- **CONSIGNE ÉCRITE A**:
Reproduisez fidèlement le passage de l'extrait sur l'enseignement numérique, en commençant à « Développer des aides » et en terminant à « matériels et logiciels. ».

Développer des aides numériques.

Il est facile d’imaginer des outils numériques. Il est beaucoup plus  difficile de les développer, de les tester, pour sélectionner les plus utiles. Il faut pour cela une connaissance approfondie de la relation maître-élève dans une discipline. Dans un processus pédagogique il faut ensuite  détecter  l’activité qui pourrait être mieux aidée par des moyens numériques que par des livres, des cahiers et de d’autres moyens ordinaires. Alors seulement se pose la question des matériels et logiciels. 
Dans le passé, on a souvent suivi le chemin inverse, en commençant par l’acquisition du matériel, à l’initiative des fabricants fascinés par l’importance du marché de l’enseignement. C’est ainsi que récemment les médias ont été mobilisés pour une tablette tactile destinée aux petits enfants et promue par BIC.    

Un nouveau service public.

 L’article 10 du projet de loi de refondation de l’école prévoit la création d’un "Service public de l’enseignement numérique et de l’enseignement à distance, pour :
1 – Mettre à disposition des écoles et des établissements d’enseignement des services numériques permettant de prolonger l’offre des enseignements qui sont dispensés et faciliter la mise en oeuvre d’une aide personnalisée aux élèves.
2 – Proposer aux enseignants des ressources pédagogiques pour leur enseignement, des contenus et services destinés à leur formation initiale et continue et les outils de suivi de leurs élèves et de communication avec les familles.
3 – Assurer l’instruction des enfants qui ne peuvent être scolarisés dans une école ou dans un établissement scolaire." 

On est ici dans le droit-fil technocratique : chaque nouveauté, chaque nouvelle question ou nouvelle idée appelle la création d’organes spécialisés. Ce nouveau service va ainsi « mettre à disposition  » et « proposer aux enseignants » des ressources pédagogiques.
Mais qui va concevoir, développer, diffuser ? Le texte de l’article 10 pourrait laisser supposer que c’est le nouveau service. Mais les commentaires dans l’annexe du projet mentionnent que « cet effort visera notamment à développer une filière d’édition numérique pédagogique française (sic)».
Les auteurs du projet de loi voient sans doute ce nouveau service comme dirigeant et organisant, en déléguant largement l’initiative et les risques des innovations.
En règle générale, les innovations se multiplient dans des systèmes apparemment anarchiques, dans un climat favorisant la prise de risque. Le texte de cet article exprime clairement l’idée que les enseignants ne sont pas jugés capables d’innover. Peut-être, en effet, seront-ils mis dans l’impossibilité de le faire.

- **CONSIGNE ÉCRITE B**:
Retranscrivez à l'identique les lignes des entrées, en commençant au début des entrées et en terminant par la ligne qui contient « Point — [451, 263, 474, 277] », celle-ci comprise.

(Listes de coordonnées de cadres)
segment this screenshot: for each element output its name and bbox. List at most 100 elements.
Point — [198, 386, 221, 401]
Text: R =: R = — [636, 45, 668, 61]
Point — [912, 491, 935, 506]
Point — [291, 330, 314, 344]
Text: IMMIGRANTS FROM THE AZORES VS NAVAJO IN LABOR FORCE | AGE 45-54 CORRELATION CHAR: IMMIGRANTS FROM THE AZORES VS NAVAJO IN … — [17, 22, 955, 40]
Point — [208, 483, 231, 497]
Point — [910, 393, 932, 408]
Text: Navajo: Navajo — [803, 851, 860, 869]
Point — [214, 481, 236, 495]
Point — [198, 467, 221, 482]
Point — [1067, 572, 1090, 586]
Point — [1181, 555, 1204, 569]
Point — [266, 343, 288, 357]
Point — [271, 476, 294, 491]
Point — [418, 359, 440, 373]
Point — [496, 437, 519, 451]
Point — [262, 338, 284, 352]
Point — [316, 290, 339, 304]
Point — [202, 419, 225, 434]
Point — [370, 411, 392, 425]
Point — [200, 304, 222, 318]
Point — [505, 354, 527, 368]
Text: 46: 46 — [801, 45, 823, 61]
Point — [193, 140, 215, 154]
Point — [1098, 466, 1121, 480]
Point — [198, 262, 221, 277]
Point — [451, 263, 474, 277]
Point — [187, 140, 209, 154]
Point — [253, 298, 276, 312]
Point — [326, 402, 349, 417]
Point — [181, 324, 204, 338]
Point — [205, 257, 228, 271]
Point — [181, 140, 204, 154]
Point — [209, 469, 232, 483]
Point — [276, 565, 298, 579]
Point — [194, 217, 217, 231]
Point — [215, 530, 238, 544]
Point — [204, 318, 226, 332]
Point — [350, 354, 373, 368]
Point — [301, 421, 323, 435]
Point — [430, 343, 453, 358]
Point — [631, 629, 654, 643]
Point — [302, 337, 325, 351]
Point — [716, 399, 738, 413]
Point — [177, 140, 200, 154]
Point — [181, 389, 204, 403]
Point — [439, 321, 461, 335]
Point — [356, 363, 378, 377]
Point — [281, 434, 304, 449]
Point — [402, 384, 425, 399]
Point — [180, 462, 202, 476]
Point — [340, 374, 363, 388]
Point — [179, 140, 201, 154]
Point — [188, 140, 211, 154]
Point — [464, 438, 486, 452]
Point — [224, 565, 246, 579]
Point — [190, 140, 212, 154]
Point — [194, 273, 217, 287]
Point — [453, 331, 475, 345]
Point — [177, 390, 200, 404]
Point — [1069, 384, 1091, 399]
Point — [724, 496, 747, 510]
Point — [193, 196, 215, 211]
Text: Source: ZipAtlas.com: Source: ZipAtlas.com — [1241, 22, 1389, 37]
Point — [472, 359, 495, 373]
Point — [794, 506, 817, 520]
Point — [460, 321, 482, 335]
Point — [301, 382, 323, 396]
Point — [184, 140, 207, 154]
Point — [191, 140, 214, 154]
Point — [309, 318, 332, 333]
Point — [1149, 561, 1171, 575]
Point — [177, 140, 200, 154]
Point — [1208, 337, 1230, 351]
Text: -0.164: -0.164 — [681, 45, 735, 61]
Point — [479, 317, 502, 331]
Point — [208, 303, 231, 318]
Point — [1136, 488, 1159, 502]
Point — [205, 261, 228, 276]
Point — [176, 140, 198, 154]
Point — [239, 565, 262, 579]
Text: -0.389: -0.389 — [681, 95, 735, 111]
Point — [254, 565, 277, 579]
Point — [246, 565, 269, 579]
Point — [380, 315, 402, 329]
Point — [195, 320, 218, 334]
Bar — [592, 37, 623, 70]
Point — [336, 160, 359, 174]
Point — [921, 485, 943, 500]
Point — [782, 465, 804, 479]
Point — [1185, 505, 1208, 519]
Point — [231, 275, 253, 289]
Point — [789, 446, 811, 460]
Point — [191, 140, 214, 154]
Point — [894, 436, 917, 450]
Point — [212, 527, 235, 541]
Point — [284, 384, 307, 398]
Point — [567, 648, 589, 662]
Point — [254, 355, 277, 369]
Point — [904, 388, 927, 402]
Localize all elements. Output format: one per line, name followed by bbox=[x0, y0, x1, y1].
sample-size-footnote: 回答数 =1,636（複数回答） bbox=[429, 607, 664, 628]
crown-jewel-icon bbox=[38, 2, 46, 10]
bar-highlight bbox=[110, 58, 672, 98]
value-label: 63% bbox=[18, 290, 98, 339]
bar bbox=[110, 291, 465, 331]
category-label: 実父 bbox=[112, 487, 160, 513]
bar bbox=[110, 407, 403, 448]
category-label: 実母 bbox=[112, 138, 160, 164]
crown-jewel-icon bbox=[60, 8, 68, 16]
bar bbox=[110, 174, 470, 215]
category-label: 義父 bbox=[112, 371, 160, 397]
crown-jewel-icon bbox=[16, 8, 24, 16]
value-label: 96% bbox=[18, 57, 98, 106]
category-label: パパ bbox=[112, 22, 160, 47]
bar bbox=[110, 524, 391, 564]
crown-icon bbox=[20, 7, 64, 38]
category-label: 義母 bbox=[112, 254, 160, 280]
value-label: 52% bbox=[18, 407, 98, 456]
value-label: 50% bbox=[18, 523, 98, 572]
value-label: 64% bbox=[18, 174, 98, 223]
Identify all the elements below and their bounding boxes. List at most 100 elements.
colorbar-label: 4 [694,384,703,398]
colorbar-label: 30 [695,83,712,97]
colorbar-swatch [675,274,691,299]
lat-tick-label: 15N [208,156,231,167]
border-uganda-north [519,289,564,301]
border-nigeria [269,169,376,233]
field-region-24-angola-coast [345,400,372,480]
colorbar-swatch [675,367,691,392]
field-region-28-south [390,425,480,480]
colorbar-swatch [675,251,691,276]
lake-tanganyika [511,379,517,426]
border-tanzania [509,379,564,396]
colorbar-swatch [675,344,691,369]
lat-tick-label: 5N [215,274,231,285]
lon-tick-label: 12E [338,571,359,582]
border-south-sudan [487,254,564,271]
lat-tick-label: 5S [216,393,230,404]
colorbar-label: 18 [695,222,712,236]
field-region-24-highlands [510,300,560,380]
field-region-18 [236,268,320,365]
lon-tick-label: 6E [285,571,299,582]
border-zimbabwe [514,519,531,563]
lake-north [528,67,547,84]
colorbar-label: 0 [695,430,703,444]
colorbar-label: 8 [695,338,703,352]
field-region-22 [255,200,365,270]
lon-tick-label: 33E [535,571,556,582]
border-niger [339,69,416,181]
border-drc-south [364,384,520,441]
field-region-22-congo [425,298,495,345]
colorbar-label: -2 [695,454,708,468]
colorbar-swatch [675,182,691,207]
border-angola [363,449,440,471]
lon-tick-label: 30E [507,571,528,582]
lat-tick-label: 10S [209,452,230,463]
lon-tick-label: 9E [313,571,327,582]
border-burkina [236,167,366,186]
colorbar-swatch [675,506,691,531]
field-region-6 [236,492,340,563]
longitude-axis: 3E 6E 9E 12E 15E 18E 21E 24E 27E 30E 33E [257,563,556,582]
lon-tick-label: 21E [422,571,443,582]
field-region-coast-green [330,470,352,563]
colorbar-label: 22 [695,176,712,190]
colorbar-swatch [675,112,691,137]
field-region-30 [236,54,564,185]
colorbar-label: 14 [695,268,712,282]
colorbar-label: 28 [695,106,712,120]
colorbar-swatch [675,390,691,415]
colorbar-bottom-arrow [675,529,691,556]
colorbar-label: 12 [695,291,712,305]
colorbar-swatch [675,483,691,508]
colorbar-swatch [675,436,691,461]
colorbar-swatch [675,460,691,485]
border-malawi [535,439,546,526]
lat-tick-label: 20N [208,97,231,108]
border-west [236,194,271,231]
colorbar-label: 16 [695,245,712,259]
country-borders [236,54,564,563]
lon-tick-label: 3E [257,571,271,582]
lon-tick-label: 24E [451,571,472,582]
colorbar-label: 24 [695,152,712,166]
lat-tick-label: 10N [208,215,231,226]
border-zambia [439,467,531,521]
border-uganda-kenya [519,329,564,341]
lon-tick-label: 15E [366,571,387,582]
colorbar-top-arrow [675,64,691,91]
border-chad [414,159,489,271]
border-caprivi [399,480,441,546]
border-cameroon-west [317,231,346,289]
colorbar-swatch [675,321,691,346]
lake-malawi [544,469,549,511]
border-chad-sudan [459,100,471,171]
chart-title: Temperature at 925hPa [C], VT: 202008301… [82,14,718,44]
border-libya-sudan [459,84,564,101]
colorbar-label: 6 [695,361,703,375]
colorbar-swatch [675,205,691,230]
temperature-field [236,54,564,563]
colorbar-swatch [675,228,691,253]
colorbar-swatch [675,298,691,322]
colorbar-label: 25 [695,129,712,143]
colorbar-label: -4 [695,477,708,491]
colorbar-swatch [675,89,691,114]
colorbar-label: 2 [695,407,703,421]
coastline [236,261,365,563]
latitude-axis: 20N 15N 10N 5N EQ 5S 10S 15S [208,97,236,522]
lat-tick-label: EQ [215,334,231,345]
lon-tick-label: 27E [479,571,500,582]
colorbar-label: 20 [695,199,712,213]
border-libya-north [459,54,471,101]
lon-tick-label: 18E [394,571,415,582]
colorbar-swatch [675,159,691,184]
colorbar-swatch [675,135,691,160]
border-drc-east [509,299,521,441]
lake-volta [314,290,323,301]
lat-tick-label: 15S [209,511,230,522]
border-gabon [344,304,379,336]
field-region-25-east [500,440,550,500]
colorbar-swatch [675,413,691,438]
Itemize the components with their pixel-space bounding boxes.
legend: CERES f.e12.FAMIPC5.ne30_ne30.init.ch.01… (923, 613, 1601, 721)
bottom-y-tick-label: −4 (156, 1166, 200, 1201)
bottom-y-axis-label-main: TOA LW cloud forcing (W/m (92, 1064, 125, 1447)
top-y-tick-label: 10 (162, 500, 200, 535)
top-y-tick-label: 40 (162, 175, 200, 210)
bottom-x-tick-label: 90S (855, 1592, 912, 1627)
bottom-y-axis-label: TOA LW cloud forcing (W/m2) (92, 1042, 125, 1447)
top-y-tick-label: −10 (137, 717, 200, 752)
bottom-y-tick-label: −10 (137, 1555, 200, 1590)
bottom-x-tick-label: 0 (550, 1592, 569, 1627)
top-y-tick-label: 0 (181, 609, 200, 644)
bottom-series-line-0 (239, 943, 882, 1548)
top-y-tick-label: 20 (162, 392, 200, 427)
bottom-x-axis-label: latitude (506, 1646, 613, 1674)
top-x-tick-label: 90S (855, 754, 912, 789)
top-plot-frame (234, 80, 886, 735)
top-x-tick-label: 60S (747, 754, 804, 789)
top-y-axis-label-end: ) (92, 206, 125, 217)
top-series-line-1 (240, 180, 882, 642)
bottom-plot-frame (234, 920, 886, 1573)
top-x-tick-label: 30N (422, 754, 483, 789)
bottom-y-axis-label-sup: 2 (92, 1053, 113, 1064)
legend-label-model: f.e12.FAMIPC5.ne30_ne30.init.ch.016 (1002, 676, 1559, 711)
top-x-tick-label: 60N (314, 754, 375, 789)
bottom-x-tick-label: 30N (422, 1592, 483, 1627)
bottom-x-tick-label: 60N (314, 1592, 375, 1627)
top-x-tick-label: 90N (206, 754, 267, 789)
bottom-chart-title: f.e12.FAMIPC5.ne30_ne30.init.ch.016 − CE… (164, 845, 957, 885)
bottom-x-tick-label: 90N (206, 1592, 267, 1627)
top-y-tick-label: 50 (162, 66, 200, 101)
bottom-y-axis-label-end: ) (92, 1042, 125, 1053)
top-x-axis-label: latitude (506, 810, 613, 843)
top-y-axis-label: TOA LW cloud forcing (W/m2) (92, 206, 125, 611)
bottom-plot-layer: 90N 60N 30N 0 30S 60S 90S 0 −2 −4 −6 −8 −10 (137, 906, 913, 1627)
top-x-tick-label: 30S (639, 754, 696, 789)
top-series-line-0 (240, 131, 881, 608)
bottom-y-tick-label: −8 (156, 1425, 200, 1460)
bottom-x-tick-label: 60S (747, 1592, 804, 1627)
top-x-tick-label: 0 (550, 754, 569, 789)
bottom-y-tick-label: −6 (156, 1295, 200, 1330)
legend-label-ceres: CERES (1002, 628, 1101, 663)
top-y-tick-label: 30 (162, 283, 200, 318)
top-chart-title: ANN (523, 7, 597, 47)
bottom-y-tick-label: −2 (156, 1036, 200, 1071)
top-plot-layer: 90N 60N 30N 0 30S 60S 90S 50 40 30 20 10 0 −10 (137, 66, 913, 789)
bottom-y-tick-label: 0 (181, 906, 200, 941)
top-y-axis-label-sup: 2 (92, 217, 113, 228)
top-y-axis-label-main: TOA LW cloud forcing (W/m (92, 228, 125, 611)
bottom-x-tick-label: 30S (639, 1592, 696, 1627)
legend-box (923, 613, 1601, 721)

- **RÉSULTAT DE LA TÂCHE A**:
Développer des aides numériques.

Il est facile d’imaginer des outils numériques. Il est beaucoup plus  difficile de les développer, de les tester, pour sélectionner les plus utiles. Il faut pour cela une connaissance approfondie de la relation maître-élève dans une discipline. Dans un processus pédagogique il faut ensuite  détecter  l’activité qui pourrait être mieux aidée par des moyens numériques que par des livres, des cahiers et de d’autres moyens ordinaires. Alors seulement se pose la question des matériels et logiciels.

- **RÉSULTAT DE LA TÂCHE B**:
segment this screenshot: for each element output its name and bbox. List at most 100 elements.
Point — [198, 386, 221, 401]
Text: R =: R = — [636, 45, 668, 61]
Point — [912, 491, 935, 506]
Point — [291, 330, 314, 344]
Text: IMMIGRANTS FROM THE AZORES VS NAVAJO IN LABOR FORCE | AGE 45-54 CORRELATION CHAR: IMMIGRANTS FROM THE AZORES VS NAVAJO IN … — [17, 22, 955, 40]
Point — [208, 483, 231, 497]
Point — [910, 393, 932, 408]
Text: Navajo: Navajo — [803, 851, 860, 869]
Point — [214, 481, 236, 495]
Point — [198, 467, 221, 482]
Point — [1067, 572, 1090, 586]
Point — [1181, 555, 1204, 569]
Point — [266, 343, 288, 357]
Point — [271, 476, 294, 491]
Point — [418, 359, 440, 373]
Point — [496, 437, 519, 451]
Point — [262, 338, 284, 352]
Point — [316, 290, 339, 304]
Point — [202, 419, 225, 434]
Point — [370, 411, 392, 425]
Point — [200, 304, 222, 318]
Point — [505, 354, 527, 368]
Text: 46: 46 — [801, 45, 823, 61]
Point — [193, 140, 215, 154]
Point — [1098, 466, 1121, 480]
Point — [198, 262, 221, 277]
Point — [451, 263, 474, 277]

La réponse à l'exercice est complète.